— Extracted material —
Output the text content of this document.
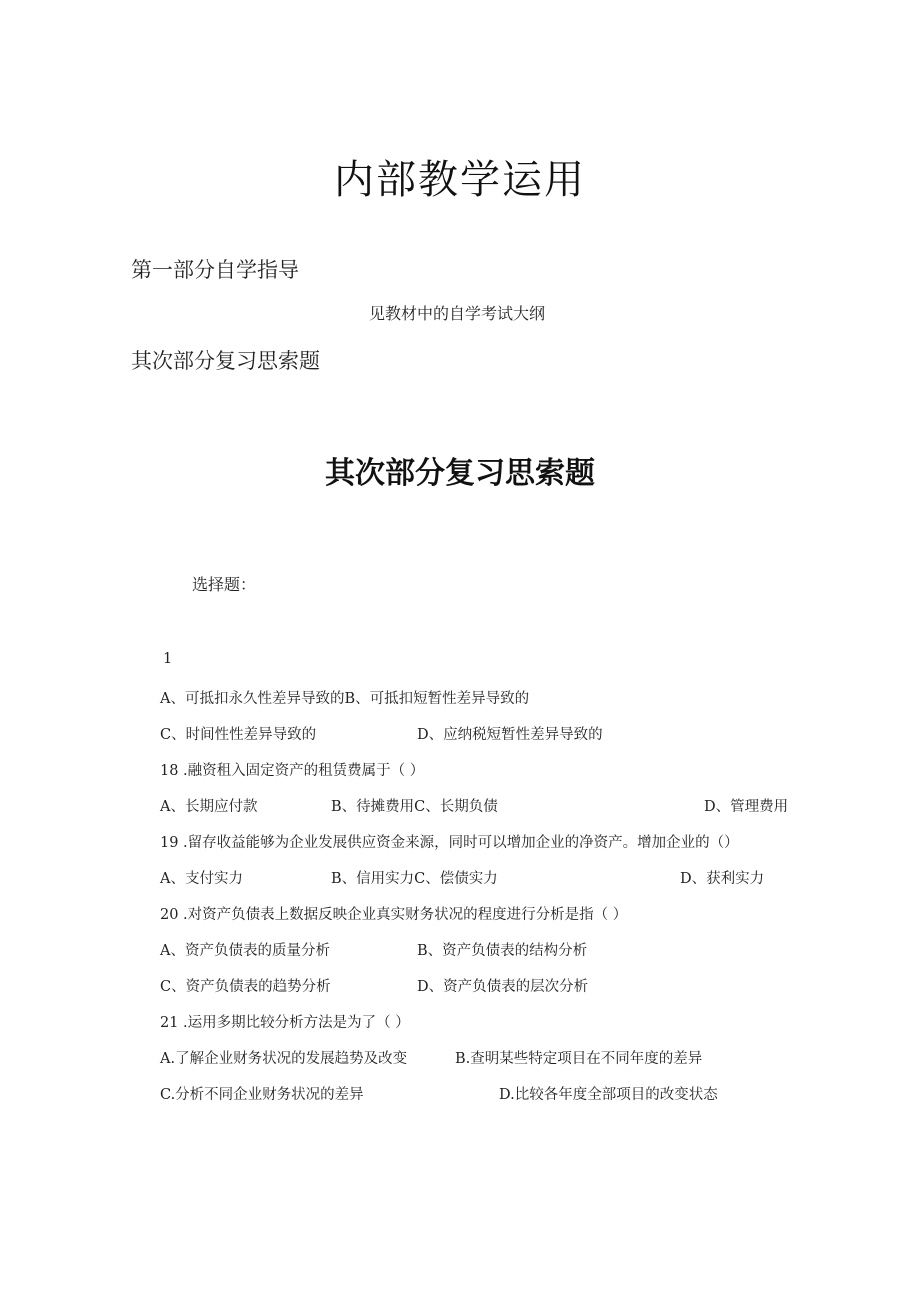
内部教学运用
第一部分自学指导
见教材中的自学考试大纲
其次部分复习思索题
其次部分复习思索题
选择题：
1
A、可抵扣永久性差异导致的B、可抵扣短暂性差异导致的
C、时间性性差异导致的	D、应纳税短暂性差异导致的
18 .融资租入固定资产的租赁费属于（ ）
A、长期应付款	B、待摊费用C、长期负债	D、管理费用
19 .留存收益能够为企业发展供应资金来源，同时可以增加企业的净资产。增加企业的（）
A、支付实力	B、信用实力C、偿债实力	D、获利实力
20 .对资产负债表上数据反映企业真实财务状况的程度进行分析是指（ ）
A、资产负债表的质量分析	B、资产负债表的结构分析
C、资产负债表的趋势分析	D、资产负债表的层次分析
21 .运用多期比较分析方法是为了（ ）
A.了解企业财务状况的发展趋势及改变	B.查明某些特定项目在不同年度的差异
C.分析不同企业财务状况的差异	D.比较各年度全部项目的改变状态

— Aim —
Make an exact copy of every entry above, minus the images.

— Written answer —
Output the text content of this document.
内部教学运用
第一部分自学指导
见教材中的自学考试大纲
其次部分复习思索题
其次部分复习思索题
选择题：
1
A、可抵扣永久性差异导致的B、可抵扣短暂性差异导致的
C、时间性性差异导致的	D、应纳税短暂性差异导致的
18 .融资租入固定资产的租赁费属于（ ）
A、长期应付款	B、待摊费用C、长期负债	D、管理费用
19 .留存收益能够为企业发展供应资金来源，同时可以增加企业的净资产。增加企业的（）
A、支付实力	B、信用实力C、偿债实力	D、获利实力
20 .对资产负债表上数据反映企业真实财务状况的程度进行分析是指（ ）
A、资产负债表的质量分析	B、资产负债表的结构分析
C、资产负债表的趋势分析	D、资产负债表的层次分析
21 .运用多期比较分析方法是为了（ ）
A.了解企业财务状况的发展趋势及改变	B.查明某些特定项目在不同年度的差异
C.分析不同企业财务状况的差异	D.比较各年度全部项目的改变状态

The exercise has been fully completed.